WHAT IS ASKED |
Scan the material for the word "text", and copy each line where it shows up.

(Stored items from a collection)
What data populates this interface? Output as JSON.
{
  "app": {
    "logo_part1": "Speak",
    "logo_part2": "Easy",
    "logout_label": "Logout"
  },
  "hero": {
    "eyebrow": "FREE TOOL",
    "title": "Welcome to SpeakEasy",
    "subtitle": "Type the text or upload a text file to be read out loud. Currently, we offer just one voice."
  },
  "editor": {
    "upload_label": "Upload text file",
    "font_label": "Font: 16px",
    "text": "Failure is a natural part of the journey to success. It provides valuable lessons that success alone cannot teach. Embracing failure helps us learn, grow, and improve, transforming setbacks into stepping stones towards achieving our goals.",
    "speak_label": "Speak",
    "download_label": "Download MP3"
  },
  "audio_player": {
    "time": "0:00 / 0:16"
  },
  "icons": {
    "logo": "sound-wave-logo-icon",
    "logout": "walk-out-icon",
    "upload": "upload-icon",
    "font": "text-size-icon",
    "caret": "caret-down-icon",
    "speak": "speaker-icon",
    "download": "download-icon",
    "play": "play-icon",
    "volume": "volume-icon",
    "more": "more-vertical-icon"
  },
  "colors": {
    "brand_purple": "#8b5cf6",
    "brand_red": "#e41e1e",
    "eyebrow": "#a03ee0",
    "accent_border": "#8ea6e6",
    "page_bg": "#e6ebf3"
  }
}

* * *

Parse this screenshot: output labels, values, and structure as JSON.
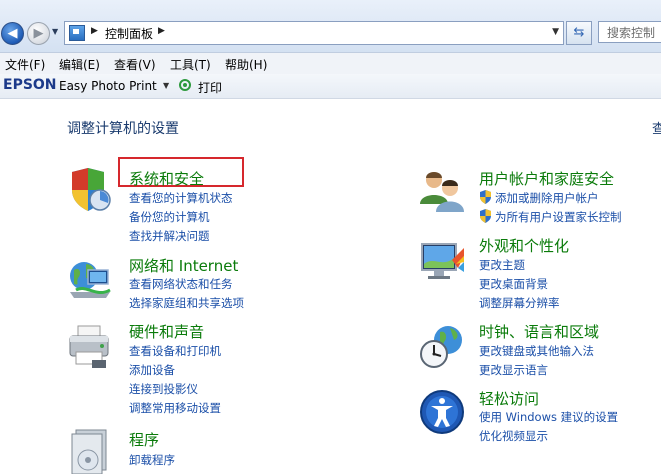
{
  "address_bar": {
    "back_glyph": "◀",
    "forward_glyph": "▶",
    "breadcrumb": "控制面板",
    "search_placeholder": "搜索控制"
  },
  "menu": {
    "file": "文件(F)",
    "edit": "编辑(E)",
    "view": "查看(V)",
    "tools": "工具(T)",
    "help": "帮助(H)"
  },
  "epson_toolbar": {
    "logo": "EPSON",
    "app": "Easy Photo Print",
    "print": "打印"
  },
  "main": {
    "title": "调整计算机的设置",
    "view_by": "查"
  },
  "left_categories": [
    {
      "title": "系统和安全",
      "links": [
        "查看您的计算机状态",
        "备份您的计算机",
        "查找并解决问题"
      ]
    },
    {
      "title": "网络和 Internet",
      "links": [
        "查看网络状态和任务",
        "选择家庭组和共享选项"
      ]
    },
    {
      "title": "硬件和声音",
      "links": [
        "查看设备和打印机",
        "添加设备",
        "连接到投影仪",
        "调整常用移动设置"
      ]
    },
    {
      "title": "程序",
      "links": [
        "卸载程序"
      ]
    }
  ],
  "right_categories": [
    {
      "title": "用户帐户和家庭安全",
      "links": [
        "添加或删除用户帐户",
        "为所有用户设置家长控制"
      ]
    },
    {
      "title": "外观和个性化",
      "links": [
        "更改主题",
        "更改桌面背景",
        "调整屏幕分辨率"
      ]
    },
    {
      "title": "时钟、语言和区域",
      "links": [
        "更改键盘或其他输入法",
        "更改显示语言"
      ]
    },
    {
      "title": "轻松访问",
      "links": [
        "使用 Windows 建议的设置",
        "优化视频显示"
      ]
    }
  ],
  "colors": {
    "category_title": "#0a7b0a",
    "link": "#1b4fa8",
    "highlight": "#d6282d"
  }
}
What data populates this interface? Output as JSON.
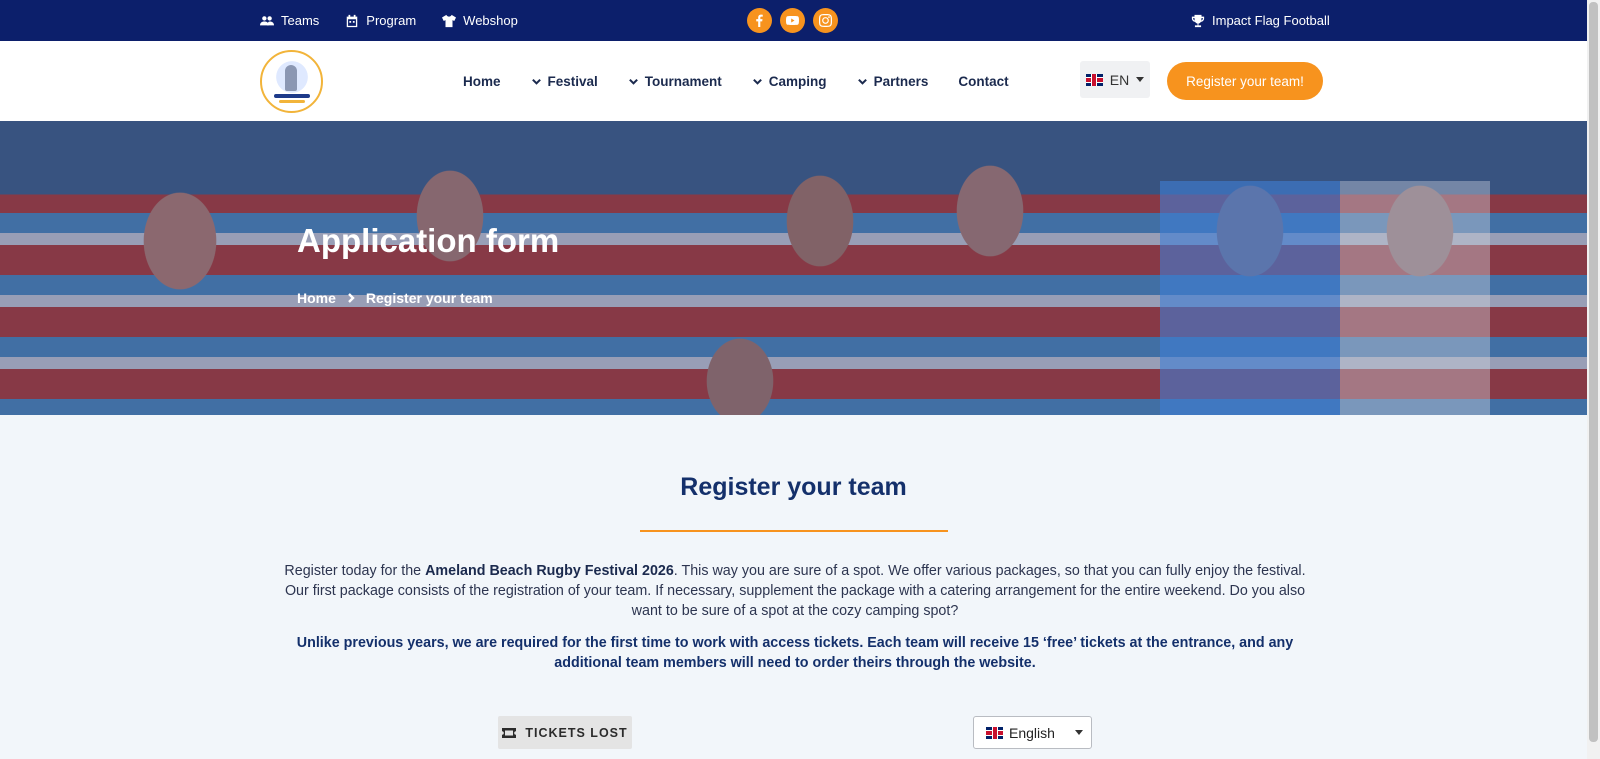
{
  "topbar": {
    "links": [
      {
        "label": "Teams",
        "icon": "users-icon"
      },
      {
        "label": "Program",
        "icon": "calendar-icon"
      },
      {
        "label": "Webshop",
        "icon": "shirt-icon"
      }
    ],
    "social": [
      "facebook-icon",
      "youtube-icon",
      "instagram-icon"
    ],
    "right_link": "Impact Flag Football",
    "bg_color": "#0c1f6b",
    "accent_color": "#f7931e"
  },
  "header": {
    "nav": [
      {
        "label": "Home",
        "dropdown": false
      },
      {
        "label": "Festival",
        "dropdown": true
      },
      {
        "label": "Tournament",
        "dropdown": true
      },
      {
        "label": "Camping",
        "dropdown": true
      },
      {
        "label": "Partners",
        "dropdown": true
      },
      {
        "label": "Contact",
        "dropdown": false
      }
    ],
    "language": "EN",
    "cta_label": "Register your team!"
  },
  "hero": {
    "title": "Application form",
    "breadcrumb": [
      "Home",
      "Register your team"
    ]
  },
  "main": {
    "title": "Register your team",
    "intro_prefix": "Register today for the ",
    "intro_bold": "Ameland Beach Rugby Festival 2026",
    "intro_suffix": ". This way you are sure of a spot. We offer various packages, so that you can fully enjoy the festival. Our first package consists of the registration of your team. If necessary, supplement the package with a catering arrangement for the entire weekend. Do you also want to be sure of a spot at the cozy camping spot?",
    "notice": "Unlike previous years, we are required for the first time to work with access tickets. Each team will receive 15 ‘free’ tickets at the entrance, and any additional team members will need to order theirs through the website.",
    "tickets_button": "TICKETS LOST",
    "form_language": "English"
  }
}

FINAL RESULT |
    "subtitle": "Type the text or upload a text file to be read out loud. Currently, we offer just one voice."
    "upload_label": "Upload text file",
    "text": "Failure is a natural part of the journey to success. It provides valuable lessons that success alone cannot teach. Embracing failure helps us learn, grow, and improve, transforming setbacks into stepping stones towards achieving our goals.",
    "font": "text-size-icon",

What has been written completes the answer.